Task directions:
Take every line from the listing below that contains "JSON".
--- START OF Records provided ---
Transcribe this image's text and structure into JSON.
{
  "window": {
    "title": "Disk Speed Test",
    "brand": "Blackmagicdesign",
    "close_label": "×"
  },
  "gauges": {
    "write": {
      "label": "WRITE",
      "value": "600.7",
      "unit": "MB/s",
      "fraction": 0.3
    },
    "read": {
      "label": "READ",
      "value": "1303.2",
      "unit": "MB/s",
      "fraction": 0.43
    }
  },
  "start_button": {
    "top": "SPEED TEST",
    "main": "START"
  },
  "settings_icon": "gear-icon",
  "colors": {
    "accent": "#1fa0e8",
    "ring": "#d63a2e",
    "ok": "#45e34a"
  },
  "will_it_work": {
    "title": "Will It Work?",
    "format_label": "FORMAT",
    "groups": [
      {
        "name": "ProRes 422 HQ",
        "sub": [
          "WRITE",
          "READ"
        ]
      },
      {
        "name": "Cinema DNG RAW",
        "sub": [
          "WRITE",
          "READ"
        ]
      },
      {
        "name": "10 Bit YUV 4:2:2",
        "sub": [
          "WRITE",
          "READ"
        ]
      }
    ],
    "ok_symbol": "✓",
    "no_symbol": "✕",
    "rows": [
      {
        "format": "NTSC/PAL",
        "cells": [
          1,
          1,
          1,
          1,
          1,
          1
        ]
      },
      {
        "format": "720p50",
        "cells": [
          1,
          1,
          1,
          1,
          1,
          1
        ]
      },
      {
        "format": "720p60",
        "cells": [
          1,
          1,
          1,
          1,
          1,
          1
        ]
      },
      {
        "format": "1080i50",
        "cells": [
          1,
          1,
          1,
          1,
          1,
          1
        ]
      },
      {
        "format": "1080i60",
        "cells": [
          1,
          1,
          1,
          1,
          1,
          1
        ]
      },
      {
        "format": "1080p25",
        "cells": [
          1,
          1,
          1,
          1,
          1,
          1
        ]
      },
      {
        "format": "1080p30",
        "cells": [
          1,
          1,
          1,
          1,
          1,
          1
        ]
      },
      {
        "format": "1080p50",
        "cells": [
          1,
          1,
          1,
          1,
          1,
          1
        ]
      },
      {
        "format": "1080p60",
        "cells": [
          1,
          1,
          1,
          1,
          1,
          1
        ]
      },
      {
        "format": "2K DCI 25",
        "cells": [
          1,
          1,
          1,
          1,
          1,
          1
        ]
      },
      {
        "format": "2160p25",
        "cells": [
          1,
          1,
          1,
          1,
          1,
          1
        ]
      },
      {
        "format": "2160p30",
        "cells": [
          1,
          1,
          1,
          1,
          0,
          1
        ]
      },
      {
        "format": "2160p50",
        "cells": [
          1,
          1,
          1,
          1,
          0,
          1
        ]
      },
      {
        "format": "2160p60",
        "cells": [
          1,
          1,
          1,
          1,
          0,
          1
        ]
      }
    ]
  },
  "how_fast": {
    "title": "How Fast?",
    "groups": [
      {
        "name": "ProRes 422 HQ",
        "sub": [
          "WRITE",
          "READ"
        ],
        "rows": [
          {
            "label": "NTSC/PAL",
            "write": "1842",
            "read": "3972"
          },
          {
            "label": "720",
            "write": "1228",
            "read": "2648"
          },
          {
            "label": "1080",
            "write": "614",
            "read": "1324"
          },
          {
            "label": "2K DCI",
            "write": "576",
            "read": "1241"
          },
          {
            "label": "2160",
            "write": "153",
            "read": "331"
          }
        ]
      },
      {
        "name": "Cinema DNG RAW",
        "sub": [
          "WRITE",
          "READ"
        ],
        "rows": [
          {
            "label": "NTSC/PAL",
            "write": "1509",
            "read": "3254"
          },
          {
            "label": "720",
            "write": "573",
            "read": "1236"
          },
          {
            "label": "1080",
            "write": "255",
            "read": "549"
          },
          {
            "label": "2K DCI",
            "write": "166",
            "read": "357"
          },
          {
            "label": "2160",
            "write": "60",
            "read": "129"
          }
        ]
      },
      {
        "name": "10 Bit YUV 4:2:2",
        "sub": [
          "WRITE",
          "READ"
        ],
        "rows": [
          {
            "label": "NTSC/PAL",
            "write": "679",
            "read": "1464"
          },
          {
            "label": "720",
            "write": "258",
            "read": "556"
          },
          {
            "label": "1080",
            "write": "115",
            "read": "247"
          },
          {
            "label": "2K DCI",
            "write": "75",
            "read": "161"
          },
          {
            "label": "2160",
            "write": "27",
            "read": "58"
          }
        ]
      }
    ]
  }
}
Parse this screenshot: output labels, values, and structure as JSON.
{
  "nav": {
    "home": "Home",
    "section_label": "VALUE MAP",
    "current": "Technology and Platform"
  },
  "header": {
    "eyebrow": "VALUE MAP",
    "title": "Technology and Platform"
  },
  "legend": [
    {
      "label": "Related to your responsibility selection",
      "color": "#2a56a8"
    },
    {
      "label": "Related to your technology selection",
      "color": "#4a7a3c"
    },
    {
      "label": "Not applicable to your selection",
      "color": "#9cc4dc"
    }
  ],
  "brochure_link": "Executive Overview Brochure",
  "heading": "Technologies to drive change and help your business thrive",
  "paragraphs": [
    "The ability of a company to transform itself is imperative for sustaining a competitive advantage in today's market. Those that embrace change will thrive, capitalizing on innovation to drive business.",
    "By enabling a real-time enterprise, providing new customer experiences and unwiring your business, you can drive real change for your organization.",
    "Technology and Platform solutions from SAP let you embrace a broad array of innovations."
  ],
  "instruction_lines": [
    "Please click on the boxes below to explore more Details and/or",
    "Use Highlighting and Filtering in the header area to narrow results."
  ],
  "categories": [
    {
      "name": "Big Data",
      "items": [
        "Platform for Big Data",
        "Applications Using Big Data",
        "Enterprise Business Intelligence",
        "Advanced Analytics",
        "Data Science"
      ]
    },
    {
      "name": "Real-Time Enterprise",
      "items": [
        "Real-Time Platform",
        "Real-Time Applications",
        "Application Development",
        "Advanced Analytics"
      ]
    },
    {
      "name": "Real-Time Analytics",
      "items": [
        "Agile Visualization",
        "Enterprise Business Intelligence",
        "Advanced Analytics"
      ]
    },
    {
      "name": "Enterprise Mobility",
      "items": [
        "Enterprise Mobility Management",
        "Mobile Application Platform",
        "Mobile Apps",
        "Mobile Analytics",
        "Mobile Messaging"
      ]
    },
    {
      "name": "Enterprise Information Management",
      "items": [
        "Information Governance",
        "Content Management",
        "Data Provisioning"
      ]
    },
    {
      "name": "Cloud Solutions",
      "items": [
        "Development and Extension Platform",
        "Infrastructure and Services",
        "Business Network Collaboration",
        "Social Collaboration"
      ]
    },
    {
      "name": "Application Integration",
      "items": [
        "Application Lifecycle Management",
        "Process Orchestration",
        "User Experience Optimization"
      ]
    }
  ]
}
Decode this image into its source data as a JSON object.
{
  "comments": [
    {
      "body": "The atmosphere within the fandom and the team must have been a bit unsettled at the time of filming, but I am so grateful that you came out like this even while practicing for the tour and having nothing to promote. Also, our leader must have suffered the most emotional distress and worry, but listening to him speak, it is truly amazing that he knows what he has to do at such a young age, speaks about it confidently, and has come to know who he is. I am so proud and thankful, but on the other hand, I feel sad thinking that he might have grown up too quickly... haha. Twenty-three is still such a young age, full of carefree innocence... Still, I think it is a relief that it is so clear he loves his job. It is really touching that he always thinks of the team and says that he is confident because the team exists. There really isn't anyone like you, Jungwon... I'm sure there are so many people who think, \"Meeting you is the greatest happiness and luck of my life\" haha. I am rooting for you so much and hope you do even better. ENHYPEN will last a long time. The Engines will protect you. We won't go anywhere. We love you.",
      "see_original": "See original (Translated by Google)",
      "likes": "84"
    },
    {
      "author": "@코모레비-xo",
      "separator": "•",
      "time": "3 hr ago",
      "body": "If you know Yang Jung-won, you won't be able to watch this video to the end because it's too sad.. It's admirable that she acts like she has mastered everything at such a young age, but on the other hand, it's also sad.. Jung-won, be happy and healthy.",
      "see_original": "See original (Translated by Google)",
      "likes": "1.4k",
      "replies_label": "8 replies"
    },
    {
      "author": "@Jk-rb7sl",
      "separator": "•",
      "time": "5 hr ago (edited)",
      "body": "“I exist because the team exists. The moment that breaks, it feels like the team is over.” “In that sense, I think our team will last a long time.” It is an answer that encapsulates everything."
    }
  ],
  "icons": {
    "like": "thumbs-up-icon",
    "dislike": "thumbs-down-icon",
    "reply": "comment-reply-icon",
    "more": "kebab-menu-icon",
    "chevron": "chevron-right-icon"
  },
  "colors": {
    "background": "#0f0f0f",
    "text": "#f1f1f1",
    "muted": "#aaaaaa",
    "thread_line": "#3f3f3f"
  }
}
--- END OF Records provided ---
Written response:
Transcribe this image's text and structure into JSON.
Parse this screenshot: output labels, values, and structure as JSON.
Decode this image into its source data as a JSON object.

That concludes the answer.